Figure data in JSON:
========================
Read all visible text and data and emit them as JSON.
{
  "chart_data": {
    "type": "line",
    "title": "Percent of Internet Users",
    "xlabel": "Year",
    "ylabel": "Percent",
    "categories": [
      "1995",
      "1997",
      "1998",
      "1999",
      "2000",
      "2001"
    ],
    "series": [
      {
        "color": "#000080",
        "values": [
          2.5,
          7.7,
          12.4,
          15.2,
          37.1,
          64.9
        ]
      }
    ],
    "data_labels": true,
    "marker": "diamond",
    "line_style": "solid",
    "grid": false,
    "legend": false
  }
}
========================
● **SET TASK**:
Nothing in the data may differ; print all of it exactly as written.

● **PROBLEM SOLUTION**:
Read all visible text and data and emit them as JSON.
{
  "chart_data": {
    "type": "line",
    "title": "Percent of Internet Users",
    "xlabel": "Year",
    "ylabel": "Percent",
    "categories": [
      "1995",
      "1997",
      "1998",
      "1999",
      "2000",
      "2001"
    ],
    "series": [
      {
        "color": "#000080",
        "values": [
          2.5,
          7.7,
          12.4,
          15.2,
          37.1,
          64.9
        ]
      }
    ],
    "data_labels": true,
    "marker": "diamond",
    "line_style": "solid",
    "grid": false,
    "legend": false
  }
}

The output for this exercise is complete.